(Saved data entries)
● ● ● ● ● ● ●

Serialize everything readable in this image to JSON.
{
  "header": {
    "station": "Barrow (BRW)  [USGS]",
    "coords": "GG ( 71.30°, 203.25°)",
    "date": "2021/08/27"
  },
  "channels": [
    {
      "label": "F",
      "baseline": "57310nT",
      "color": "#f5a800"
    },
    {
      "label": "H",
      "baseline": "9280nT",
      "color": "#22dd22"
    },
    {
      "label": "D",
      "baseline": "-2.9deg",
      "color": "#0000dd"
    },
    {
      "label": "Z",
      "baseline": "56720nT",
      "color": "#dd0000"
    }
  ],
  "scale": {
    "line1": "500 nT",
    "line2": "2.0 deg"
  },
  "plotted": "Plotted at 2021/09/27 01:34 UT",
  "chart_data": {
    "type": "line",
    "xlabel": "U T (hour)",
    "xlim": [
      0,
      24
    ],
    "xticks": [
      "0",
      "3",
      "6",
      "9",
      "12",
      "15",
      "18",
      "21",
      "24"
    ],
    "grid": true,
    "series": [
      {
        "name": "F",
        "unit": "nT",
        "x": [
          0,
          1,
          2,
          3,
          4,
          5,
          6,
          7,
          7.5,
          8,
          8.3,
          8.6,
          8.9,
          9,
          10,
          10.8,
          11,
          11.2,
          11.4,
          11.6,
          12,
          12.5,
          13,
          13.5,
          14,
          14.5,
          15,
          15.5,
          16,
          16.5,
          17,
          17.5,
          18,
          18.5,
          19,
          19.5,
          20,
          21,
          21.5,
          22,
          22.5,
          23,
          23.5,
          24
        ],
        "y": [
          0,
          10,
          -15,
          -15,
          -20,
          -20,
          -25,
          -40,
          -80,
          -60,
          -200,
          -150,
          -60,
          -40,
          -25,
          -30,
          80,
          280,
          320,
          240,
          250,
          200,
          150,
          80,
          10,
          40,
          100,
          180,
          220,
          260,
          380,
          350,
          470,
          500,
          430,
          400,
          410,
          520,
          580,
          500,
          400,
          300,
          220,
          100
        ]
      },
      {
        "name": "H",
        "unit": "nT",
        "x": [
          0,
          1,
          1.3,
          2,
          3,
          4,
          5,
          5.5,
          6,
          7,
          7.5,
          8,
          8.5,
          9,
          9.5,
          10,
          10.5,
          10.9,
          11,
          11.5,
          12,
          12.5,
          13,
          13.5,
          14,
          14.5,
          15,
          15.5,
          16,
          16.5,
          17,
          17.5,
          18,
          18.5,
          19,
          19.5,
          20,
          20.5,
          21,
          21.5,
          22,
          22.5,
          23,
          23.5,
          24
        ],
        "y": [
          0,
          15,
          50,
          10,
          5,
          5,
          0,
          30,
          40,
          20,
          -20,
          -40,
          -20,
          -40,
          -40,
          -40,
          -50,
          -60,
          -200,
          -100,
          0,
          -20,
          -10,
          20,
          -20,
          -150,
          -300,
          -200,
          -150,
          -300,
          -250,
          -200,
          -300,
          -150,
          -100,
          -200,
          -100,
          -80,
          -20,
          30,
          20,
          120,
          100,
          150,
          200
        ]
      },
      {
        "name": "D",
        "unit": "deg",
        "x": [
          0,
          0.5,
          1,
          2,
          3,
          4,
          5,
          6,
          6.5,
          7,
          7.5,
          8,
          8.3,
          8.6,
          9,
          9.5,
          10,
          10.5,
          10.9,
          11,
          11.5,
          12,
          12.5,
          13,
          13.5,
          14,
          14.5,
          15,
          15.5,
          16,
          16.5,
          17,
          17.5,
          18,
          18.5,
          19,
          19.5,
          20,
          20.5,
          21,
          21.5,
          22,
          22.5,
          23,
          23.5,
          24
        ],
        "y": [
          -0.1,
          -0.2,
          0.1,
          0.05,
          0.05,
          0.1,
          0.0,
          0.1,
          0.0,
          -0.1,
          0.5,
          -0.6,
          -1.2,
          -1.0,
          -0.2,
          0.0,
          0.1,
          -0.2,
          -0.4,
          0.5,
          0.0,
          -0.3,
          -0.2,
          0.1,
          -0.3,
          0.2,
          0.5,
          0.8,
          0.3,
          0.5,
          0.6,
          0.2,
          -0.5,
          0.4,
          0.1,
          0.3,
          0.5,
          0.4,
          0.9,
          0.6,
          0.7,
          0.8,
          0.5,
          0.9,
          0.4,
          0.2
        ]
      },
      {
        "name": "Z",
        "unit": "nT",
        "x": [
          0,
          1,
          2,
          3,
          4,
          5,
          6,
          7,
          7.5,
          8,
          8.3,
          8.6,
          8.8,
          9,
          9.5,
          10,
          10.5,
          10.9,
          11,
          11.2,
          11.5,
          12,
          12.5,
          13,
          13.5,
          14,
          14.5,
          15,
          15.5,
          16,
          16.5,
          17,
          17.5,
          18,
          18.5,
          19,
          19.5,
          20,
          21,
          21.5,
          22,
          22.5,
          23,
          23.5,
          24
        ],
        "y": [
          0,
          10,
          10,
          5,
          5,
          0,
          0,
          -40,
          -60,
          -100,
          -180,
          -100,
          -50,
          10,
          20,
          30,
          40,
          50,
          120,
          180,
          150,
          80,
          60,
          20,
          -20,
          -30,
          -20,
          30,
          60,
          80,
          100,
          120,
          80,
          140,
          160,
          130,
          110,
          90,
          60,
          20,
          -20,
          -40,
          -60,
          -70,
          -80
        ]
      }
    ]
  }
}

● ● ● ● ● ● ●

**Given exercise**
Copy out the whole listing, exactly as written.

**Expected output**
Serialize everything readable in this image to JSON.
{
  "header": {
    "station": "Barrow (BRW)  [USGS]",
    "coords": "GG ( 71.30°, 203.25°)",
    "date": "2021/08/27"
  },
  "channels": [
    {
      "label": "F",
      "baseline": "57310nT",
      "color": "#f5a800"
    },
    {
      "label": "H",
      "baseline": "9280nT",
      "color": "#22dd22"
    },
    {
      "label": "D",
      "baseline": "-2.9deg",
      "color": "#0000dd"
    },
    {
      "label": "Z",
      "baseline": "56720nT",
      "color": "#dd0000"
    }
  ],
  "scale": {
    "line1": "500 nT",
    "line2": "2.0 deg"
  },
  "plotted": "Plotted at 2021/09/27 01:34 UT",
  "chart_data": {
    "type": "line",
    "xlabel": "U T (hour)",
    "xlim": [
      0,
      24
    ],
    "xticks": [
      "0",
      "3",
      "6",
      "9",
      "12",
      "15",
      "18",
      "21",
      "24"
    ],
    "grid": true,
    "series": [
      {
        "name": "F",
        "unit": "nT",
        "x": [
          0,
          1,
          2,
          3,
          4,
          5,
          6,
          7,
          7.5,
          8,
          8.3,
          8.6,
          8.9,
          9,
          10,
          10.8,
          11,
          11.2,
          11.4,
          11.6,
          12,
          12.5,
          13,
          13.5,
          14,
          14.5,
          15,
          15.5,
          16,
          16.5,
          17,
          17.5,
          18,
          18.5,
          19,
          19.5,
          20,
          21,
          21.5,
          22,
          22.5,
          23,
          23.5,
          24
        ],
        "y": [
          0,
          10,
          -15,
          -15,
          -20,
          -20,
          -25,
          -40,
          -80,
          -60,
          -200,
          -150,
          -60,
          -40,
          -25,
          -30,
          80,
          280,
          320,
          240,
          250,
          200,
          150,
          80,
          10,
          40,
          100,
          180,
          220,
          260,
          380,
          350,
          470,
          500,
          430,
          400,
          410,
          520,
          580,
          500,
          400,
          300,
          220,
          100
        ]
      },
      {
        "name": "H",
        "unit": "nT",
        "x": [
          0,
          1,
          1.3,
          2,
          3,
          4,
          5,
          5.5,
          6,
          7,
          7.5,
          8,
          8.5,
          9,
          9.5,
          10,
          10.5,
          10.9,
          11,
          11.5,
          12,
          12.5,
          13,
          13.5,
          14,
          14.5,
          15,
          15.5,
          16,
          16.5,
          17,
          17.5,
          18,
          18.5,
          19,
          19.5,
          20,
          20.5,
          21,
          21.5,
          22,
          22.5,
          23,
          23.5,
          24
        ],
        "y": [
          0,
          15,
          50,
          10,
          5,
          5,
          0,
          30,
          40,
          20,
          -20,
          -40,
          -20,
          -40,
          -40,
          -40,
          -50,
          -60,
          -200,
          -100,
          0,
          -20,
          -10,
          20,
          -20,
          -150,
          -300,
          -200,
          -150,
          -300,
          -250,
          -200,
          -300,
          -150,
          -100,
          -200,
          -100,
          -80,
          -20,
          30,
          20,
          120,
          100,
          150,
          200
        ]
      },
      {
        "name": "D",
        "unit": "deg",
        "x": [
          0,
          0.5,
          1,
          2,
          3,
          4,
          5,
          6,
          6.5,
          7,
          7.5,
          8,
          8.3,
          8.6,
          9,
          9.5,
          10,
          10.5,
          10.9,
          11,
          11.5,
          12,
          12.5,
          13,
          13.5,
          14,
          14.5,
          15,
          15.5,
          16,
          16.5,
          17,
          17.5,
          18,
          18.5,
          19,
          19.5,
          20,
          20.5,
          21,
          21.5,
          22,
          22.5,
          23,
          23.5,
          24
        ],
        "y": [
          -0.1,
          -0.2,
          0.1,
          0.05,
          0.05,
          0.1,
          0.0,
          0.1,
          0.0,
          -0.1,
          0.5,
          -0.6,
          -1.2,
          -1.0,
          -0.2,
          0.0,
          0.1,
          -0.2,
          -0.4,
          0.5,
          0.0,
          -0.3,
          -0.2,
          0.1,
          -0.3,
          0.2,
          0.5,
          0.8,
          0.3,
          0.5,
          0.6,
          0.2,
          -0.5,
          0.4,
          0.1,
          0.3,
          0.5,
          0.4,
          0.9,
          0.6,
          0.7,
          0.8,
          0.5,
          0.9,
          0.4,
          0.2
        ]
      },
      {
        "name": "Z",
        "unit": "nT",
        "x": [
          0,
          1,
          2,
          3,
          4,
          5,
          6,
          7,
          7.5,
          8,
          8.3,
          8.6,
          8.8,
          9,
          9.5,
          10,
          10.5,
          10.9,
          11,
          11.2,
          11.5,
          12,
          12.5,
          13,
          13.5,
          14,
          14.5,
          15,
          15.5,
          16,
          16.5,
          17,
          17.5,
          18,
          18.5,
          19,
          19.5,
          20,
          21,
          21.5,
          22,
          22.5,
          23,
          23.5,
          24
        ],
        "y": [
          0,
          10,
          10,
          5,
          5,
          0,
          0,
          -40,
          -60,
          -100,
          -180,
          -100,
          -50,
          10,
          20,
          30,
          40,
          50,
          120,
          180,
          150,
          80,
          60,
          20,
          -20,
          -30,
          -20,
          30,
          60,
          80,
          100,
          120,
          80,
          140,
          160,
          130,
          110,
          90,
          60,
          20,
          -20,
          -40,
          -60,
          -70,
          -80
        ]
      }
    ]
  }
}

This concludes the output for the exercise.